§ **Goal**
Copy out the entries below in full and exactly.

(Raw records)
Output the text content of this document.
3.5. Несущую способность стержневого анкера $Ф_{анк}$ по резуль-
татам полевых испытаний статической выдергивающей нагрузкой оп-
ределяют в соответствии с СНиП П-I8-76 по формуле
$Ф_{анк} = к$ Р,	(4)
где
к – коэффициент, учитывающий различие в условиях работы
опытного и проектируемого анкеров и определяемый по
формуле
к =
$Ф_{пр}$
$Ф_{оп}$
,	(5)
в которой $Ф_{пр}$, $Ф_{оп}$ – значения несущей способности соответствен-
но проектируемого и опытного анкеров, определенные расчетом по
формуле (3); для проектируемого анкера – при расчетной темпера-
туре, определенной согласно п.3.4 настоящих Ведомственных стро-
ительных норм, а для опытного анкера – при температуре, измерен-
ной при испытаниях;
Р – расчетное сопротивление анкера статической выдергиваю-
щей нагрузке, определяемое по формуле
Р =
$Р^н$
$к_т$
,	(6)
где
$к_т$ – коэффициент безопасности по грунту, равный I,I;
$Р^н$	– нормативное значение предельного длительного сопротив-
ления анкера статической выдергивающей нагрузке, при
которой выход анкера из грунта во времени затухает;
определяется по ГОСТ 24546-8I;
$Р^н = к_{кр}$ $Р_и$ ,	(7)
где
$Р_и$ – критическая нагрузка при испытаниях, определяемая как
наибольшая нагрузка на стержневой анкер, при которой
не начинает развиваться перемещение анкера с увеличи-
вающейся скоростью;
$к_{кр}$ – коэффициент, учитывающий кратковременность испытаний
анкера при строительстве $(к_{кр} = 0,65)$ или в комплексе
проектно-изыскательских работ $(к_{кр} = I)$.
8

§ **Expected output**
Output the text content of this document.
3.5. Несущую способность стержневого анкера $Ф_{анк}$ по резуль-
татам полевых испытаний статической выдергивающей нагрузкой оп-
ределяют в соответствии с СНиП П-I8-76 по формуле
$Ф_{анк} = к$ Р,	(4)
где
к – коэффициент, учитывающий различие в условиях работы
опытного и проектируемого анкеров и определяемый по
формуле
к =
$Ф_{пр}$
$Ф_{оп}$
,	(5)
в которой $Ф_{пр}$, $Ф_{оп}$ – значения несущей способности соответствен-
но проектируемого и опытного анкеров, определенные расчетом по
формуле (3); для проектируемого анкера – при расчетной темпера-
туре, определенной согласно п.3.4 настоящих Ведомственных стро-
ительных норм, а для опытного анкера – при температуре, измерен-
ной при испытаниях;
Р – расчетное сопротивление анкера статической выдергиваю-
щей нагрузке, определяемое по формуле
Р =
$Р^н$
$к_т$
,	(6)
где
$к_т$ – коэффициент безопасности по грунту, равный I,I;
$Р^н$	– нормативное значение предельного длительного сопротив-
ления анкера статической выдергивающей нагрузке, при
которой выход анкера из грунта во времени затухает;
определяется по ГОСТ 24546-8I;
$Р^н = к_{кр}$ $Р_и$ ,	(7)
где
$Р_и$ – критическая нагрузка при испытаниях, определяемая как
наибольшая нагрузка на стержневой анкер, при которой
не начинает развиваться перемещение анкера с увеличи-
вающейся скоростью;
$к_{кр}$ – коэффициент, учитывающий кратковременность испытаний
анкера при строительстве $(к_{кр} = 0,65)$ или в комплексе
проектно-изыскательских работ $(к_{кр} = I)$.
8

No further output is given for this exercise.